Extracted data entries
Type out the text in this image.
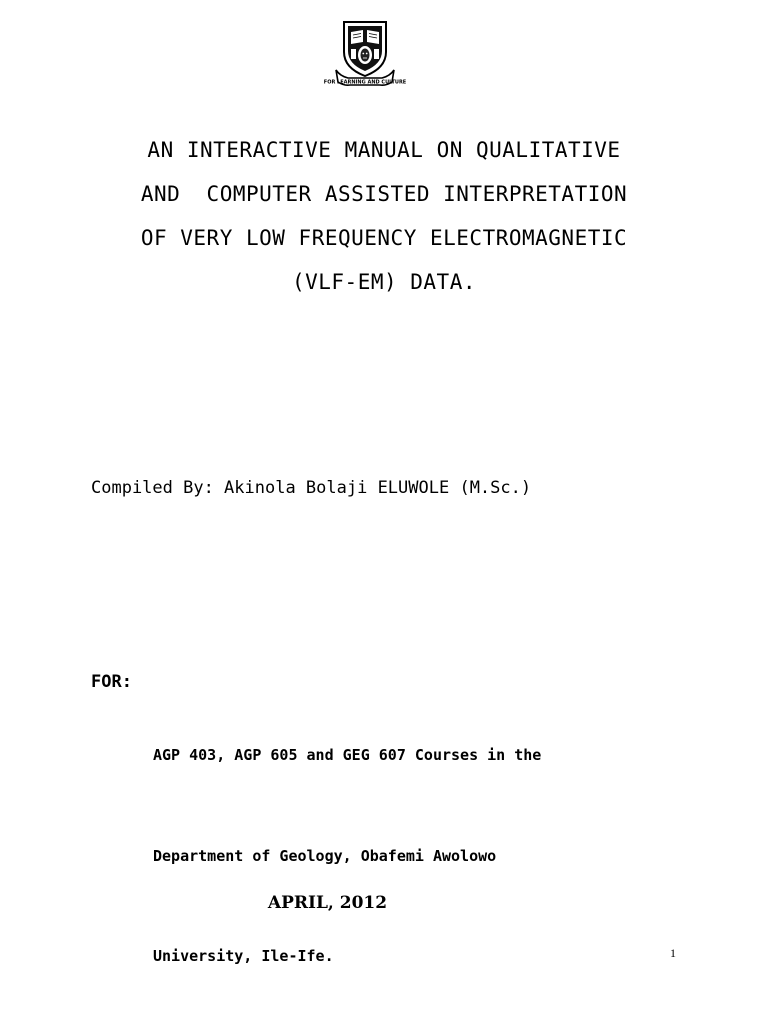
FOR LEARNING AND CULTURE
AN INTERACTIVE MANUAL ON QUALITATIVE
AND  COMPUTER ASSISTED INTERPRETATION
OF VERY LOW FREQUENCY ELECTROMAGNETIC
(VLF-EM) DATA.
Compiled By: Akinola Bolaji ELUWOLE (M.Sc.)
FOR:

AGP 403, AGP 605 and GEG 607 Courses in the

Department of Geology, Obafemi Awolowo

University, Ile-Ife.

APRIL, 2012
1
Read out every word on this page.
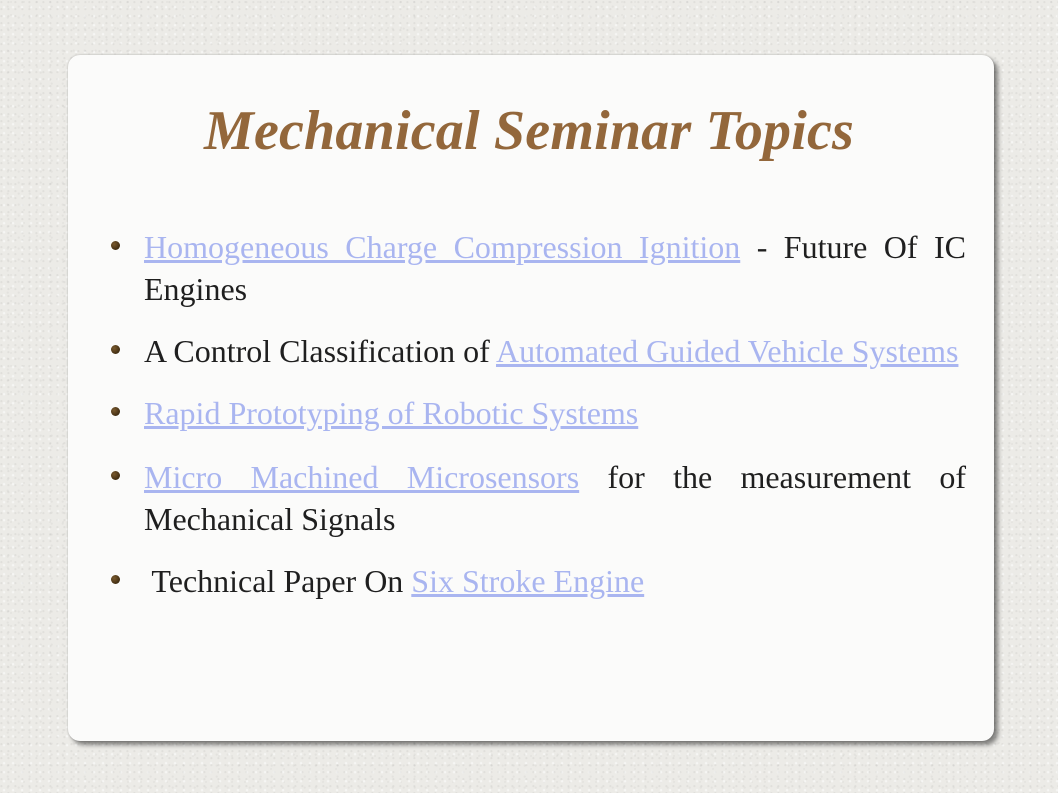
Mechanical Seminar Topics
Homogeneous Charge Compression Ignition - Future Of IC Engines
A Control Classification of Automated Guided Vehicle Systems
Rapid Prototyping of Robotic Systems
Micro Machined Microsensors for the measurement of Mechanical Signals
Technical Paper On Six Stroke Engine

Given instruction:
Pull out each line holding the string "this".

Reply:
Type out the text in this image.
Read out every word on this page.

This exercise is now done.